* [What the task requires] Every entry below should be printed again exactly as it reads.

==== Given records ====

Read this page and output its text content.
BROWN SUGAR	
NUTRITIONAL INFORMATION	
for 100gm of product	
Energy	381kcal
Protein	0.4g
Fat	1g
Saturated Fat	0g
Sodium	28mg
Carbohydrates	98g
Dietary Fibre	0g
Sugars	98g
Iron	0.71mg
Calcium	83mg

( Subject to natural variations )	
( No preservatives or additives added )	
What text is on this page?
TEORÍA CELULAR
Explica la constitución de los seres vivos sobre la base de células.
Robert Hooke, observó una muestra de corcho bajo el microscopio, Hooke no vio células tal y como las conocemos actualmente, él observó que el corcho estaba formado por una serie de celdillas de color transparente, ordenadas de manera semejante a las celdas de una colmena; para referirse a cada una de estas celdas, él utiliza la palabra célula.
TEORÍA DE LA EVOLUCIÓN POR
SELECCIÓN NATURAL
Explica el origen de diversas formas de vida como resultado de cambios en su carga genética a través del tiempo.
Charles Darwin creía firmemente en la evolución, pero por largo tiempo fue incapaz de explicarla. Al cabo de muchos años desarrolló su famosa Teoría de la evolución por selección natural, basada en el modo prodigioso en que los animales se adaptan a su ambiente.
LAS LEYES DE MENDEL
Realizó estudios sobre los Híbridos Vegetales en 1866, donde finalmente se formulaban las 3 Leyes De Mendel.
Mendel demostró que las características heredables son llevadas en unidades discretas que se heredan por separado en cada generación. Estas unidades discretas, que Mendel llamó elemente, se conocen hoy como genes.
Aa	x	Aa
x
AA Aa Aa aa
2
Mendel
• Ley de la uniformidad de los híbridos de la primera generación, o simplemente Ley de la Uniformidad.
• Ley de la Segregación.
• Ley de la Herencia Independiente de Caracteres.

====

* [Exercise solution]
Read this page and output its text content.
BROWN SUGAR	
NUTRITIONAL INFORMATION	
for 100gm of product	
Energy	381kcal
Protein	0.4g
Fat	1g
Saturated Fat	0g
Sodium	28mg
Carbohydrates	98g
Dietary Fibre	0g
Sugars	98g
Iron	0.71mg
Calcium	83mg

( Subject to natural variations )	
( No preservatives or additives added )	
What text is on this page?
TEORÍA CELULAR
Explica la constitución de los seres vivos sobre la base de células.
Robert Hooke, observó una muestra de corcho bajo el microscopio, Hooke no vio células tal y como las conocemos actualmente, él observó que el corcho estaba formado por una serie de celdillas de color transparente, ordenadas de manera semejante a las celdas de una colmena; para referirse a cada una de estas celdas, él utiliza la palabra célula.
TEORÍA DE LA EVOLUCIÓN POR
SELECCIÓN NATURAL
Explica el origen de diversas formas de vida como resultado de cambios en su carga genética a través del tiempo.
Charles Darwin creía firmemente en la evolución, pero por largo tiempo fue incapaz de explicarla. Al cabo de muchos años desarrolló su famosa Teoría de la evolución por selección natural, basada en el modo prodigioso en que los animales se adaptan a su ambiente.
LAS LEYES DE MENDEL
Realizó estudios sobre los Híbridos Vegetales en 1866, donde finalmente se formulaban las 3 Leyes De Mendel.
Mendel demostró que las características heredables son llevadas en unidades discretas que se heredan por separado en cada generación. Estas unidades discretas, que Mendel llamó elemente, se conocen hoy como genes.
Aa	x	Aa
x
AA Aa Aa aa
2
Mendel
• Ley de la uniformidad de los híbridos de la primera generación, o simplemente Ley de la Uniformidad.
• Ley de la Segregación.
• Ley de la Herencia Independiente de Caracteres.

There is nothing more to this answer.